Requirements ->
Can all of these lines be returned exactly?

(Saved data entries)
━━━━

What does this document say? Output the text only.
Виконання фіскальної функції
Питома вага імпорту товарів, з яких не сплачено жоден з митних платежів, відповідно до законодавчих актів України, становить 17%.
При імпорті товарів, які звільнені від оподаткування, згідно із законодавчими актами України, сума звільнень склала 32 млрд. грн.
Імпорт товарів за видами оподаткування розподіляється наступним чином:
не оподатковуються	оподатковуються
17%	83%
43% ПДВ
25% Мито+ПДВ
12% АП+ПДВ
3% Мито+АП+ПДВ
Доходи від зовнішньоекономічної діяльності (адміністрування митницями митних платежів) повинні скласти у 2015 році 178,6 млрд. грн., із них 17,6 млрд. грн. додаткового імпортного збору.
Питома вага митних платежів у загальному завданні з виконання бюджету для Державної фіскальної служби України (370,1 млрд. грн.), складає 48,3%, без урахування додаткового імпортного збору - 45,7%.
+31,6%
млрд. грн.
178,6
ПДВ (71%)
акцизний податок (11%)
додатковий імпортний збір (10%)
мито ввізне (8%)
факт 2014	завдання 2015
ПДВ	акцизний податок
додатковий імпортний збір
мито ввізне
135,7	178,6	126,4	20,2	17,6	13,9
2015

━━━━

Solution to this task ->
What does this document say? Output the text only.
Виконання фіскальної функції
Питома вага імпорту товарів, з яких не сплачено жоден з митних платежів, відповідно до законодавчих актів України, становить 17%.
При імпорті товарів, які звільнені від оподаткування, згідно із законодавчими актами України, сума звільнень склала 32 млрд. грн.
Імпорт товарів за видами оподаткування розподіляється наступним чином:
не оподатковуються	оподатковуються
17%	83%
43% ПДВ
25% Мито+ПДВ
12% АП+ПДВ
3% Мито+АП+ПДВ
Доходи від зовнішньоекономічної діяльності (адміністрування митницями митних платежів) повинні скласти у 2015 році 178,6 млрд. грн., із них 17,6 млрд. грн. додаткового імпортного збору.
Питома вага митних платежів у загальному завданні з виконання бюджету для Державної фіскальної служби України (370,1 млрд. грн.), складає 48,3%, без урахування додаткового імпортного збору - 45,7%.
+31,6%
млрд. грн.
178,6
ПДВ (71%)
акцизний податок (11%)
додатковий імпортний збір (10%)
мито ввізне (8%)
факт 2014	завдання 2015
ПДВ	акцизний податок
додатковий імпортний збір
мито ввізне
135,7	178,6	126,4	20,2	17,6	13,9
2015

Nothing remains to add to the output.